## [Goal of the exercise]
Quote the listing below in its entirety.

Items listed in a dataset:

________________________________________

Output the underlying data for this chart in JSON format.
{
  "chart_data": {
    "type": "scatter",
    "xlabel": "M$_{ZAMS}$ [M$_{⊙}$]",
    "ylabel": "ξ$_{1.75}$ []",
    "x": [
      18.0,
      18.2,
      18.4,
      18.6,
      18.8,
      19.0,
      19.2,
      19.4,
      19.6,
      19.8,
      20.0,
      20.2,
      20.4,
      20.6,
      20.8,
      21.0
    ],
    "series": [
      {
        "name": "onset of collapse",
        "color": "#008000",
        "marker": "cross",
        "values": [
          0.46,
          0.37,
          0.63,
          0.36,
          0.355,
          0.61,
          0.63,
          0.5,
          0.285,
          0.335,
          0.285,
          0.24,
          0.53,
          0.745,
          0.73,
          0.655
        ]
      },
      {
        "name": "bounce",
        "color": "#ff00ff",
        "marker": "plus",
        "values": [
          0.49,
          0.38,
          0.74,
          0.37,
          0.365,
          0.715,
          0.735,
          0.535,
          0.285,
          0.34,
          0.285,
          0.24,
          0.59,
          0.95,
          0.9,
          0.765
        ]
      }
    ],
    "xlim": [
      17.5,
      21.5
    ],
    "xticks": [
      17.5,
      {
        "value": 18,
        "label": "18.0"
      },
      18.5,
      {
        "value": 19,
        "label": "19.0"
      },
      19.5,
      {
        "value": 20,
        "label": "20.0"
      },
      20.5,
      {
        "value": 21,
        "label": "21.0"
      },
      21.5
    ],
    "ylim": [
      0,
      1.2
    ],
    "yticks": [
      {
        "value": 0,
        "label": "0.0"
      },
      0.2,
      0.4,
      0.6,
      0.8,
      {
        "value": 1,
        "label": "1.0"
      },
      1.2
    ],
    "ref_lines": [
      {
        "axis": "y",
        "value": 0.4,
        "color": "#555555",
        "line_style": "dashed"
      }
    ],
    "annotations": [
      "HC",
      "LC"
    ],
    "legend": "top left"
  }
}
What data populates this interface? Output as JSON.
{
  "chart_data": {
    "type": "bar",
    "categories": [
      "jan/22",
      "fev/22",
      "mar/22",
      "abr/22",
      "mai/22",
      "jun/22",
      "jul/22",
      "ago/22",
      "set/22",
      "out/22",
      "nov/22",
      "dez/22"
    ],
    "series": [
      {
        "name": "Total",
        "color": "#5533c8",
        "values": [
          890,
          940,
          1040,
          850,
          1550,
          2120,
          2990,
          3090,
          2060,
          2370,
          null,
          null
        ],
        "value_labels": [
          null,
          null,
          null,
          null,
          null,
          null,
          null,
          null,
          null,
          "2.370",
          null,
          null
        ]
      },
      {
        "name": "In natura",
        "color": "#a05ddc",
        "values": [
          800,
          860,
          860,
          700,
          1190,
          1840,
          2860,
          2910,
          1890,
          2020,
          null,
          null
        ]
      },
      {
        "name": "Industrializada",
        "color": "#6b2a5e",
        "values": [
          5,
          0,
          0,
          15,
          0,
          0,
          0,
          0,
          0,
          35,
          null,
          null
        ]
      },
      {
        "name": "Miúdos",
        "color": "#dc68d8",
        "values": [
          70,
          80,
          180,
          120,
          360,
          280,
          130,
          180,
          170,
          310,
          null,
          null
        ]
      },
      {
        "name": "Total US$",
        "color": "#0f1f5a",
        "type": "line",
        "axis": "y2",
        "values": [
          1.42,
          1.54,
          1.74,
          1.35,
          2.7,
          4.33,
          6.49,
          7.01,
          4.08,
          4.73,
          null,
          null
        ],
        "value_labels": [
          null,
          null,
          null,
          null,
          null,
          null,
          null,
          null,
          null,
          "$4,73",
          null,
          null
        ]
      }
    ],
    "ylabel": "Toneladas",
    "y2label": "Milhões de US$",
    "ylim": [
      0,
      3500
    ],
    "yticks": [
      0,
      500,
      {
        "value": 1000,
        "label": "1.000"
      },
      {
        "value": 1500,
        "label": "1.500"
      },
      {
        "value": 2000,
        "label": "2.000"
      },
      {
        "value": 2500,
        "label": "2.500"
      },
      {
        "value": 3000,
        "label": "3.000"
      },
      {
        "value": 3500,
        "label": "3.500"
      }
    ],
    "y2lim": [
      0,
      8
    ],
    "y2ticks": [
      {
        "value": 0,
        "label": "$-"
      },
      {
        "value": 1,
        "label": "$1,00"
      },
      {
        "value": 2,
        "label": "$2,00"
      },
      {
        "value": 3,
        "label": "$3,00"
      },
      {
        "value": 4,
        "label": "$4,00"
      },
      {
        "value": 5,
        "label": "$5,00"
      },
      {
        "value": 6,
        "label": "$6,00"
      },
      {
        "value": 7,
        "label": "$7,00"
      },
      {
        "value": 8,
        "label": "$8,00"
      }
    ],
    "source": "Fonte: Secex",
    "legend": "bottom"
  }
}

________________________________________

## [Answer]
Output the underlying data for this chart in JSON format.
{
  "chart_data": {
    "type": "scatter",
    "xlabel": "M$_{ZAMS}$ [M$_{⊙}$]",
    "ylabel": "ξ$_{1.75}$ []",
    "x": [
      18.0,
      18.2,
      18.4,
      18.6,
      18.8,
      19.0,
      19.2,
      19.4,
      19.6,
      19.8,
      20.0,
      20.2,
      20.4,
      20.6,
      20.8,
      21.0
    ],
    "series": [
      {
        "name": "onset of collapse",
        "color": "#008000",
        "marker": "cross",
        "values": [
          0.46,
          0.37,
          0.63,
          0.36,
          0.355,
          0.61,
          0.63,
          0.5,
          0.285,
          0.335,
          0.285,
          0.24,
          0.53,
          0.745,
          0.73,
          0.655
        ]
      },
      {
        "name": "bounce",
        "color": "#ff00ff",
        "marker": "plus",
        "values": [
          0.49,
          0.38,
          0.74,
          0.37,
          0.365,
          0.715,
          0.735,
          0.535,
          0.285,
          0.34,
          0.285,
          0.24,
          0.59,
          0.95,
          0.9,
          0.765
        ]
      }
    ],
    "xlim": [
      17.5,
      21.5
    ],
    "xticks": [
      17.5,
      {
        "value": 18,
        "label": "18.0"
      },
      18.5,
      {
        "value": 19,
        "label": "19.0"
      },
      19.5,
      {
        "value": 20,
        "label": "20.0"
      },
      20.5,
      {
        "value": 21,
        "label": "21.0"
      },
      21.5
    ],
    "ylim": [
      0,
      1.2
    ],
    "yticks": [
      {
        "value": 0,
        "label": "0.0"
      },
      0.2,
      0.4,
      0.6,
      0.8,
      {
        "value": 1,
        "label": "1.0"
      },
      1.2
    ],
    "ref_lines": [
      {
        "axis": "y",
        "value": 0.4,
        "color": "#555555",
        "line_style": "dashed"
      }
    ],
    "annotations": [
      "HC",
      "LC"
    ],
    "legend": "top left"
  }
}
What data populates this interface? Output as JSON.
{
  "chart_data": {
    "type": "bar",
    "categories": [
      "jan/22",
      "fev/22",
      "mar/22",
      "abr/22",
      "mai/22",
      "jun/22",
      "jul/22",
      "ago/22",
      "set/22",
      "out/22",
      "nov/22",
      "dez/22"
    ],
    "series": [
      {
        "name": "Total",
        "color": "#5533c8",
        "values": [
          890,
          940,
          1040,
          850,
          1550,
          2120,
          2990,
          3090,
          2060,
          2370,
          null,
          null
        ],
        "value_labels": [
          null,
          null,
          null,
          null,
          null,
          null,
          null,
          null,
          null,
          "2.370",
          null,
          null
        ]
      },
      {
        "name": "In natura",
        "color": "#a05ddc",
        "values": [
          800,
          860,
          860,
          700,
          1190,
          1840,
          2860,
          2910,
          1890,
          2020,
          null,
          null
        ]
      },
      {
        "name": "Industrializada",
        "color": "#6b2a5e",
        "values": [
          5,
          0,
          0,
          15,
          0,
          0,
          0,
          0,
          0,
          35,
          null,
          null
        ]
      },
      {
        "name": "Miúdos",
        "color": "#dc68d8",
        "values": [
          70,
          80,
          180,
          120,
          360,
          280,
          130,
          180,
          170,
          310,
          null,
          null
        ]
      },
      {
        "name": "Total US$",
        "color": "#0f1f5a",
        "type": "line",
        "axis": "y2",
        "values": [
          1.42,
          1.54,
          1.74,
          1.35,
          2.7,
          4.33,
          6.49,
          7.01,
          4.08,
          4.73,
          null,
          null
        ],
        "value_labels": [
          null,
          null,
          null,
          null,
          null,
          null,
          null,
          null,
          null,
          "$4,73",
          null,
          null
        ]
      }
    ],
    "ylabel": "Toneladas",
    "y2label": "Milhões de US$",
    "ylim": [
      0,
      3500
    ],
    "yticks": [
      0,
      500,
      {
        "value": 1000,
        "label": "1.000"
      },
      {
        "value": 1500,
        "label": "1.500"
      },
      {
        "value": 2000,
        "label": "2.000"
      },
      {
        "value": 2500,
        "label": "2.500"
      },
      {
        "value": 3000,
        "label": "3.000"
      },
      {
        "value": 3500,
        "label": "3.500"
      }
    ],
    "y2lim": [
      0,
      8
    ],
    "y2ticks": [
      {
        "value": 0,
        "label": "$-"
      },
      {
        "value": 1,
        "label": "$1,00"
      },
      {
        "value": 2,
        "label": "$2,00"
      },
      {
        "value": 3,
        "label": "$3,00"
      },
      {
        "value": 4,
        "label": "$4,00"
      },
      {
        "value": 5,
        "label": "$5,00"
      },
      {
        "value": 6,
        "label": "$6,00"
      },
      {
        "value": 7,
        "label": "$7,00"
      },
      {
        "value": 8,
        "label": "$8,00"
      }
    ],
    "source": "Fonte: Secex",
    "legend": "bottom"
  }
}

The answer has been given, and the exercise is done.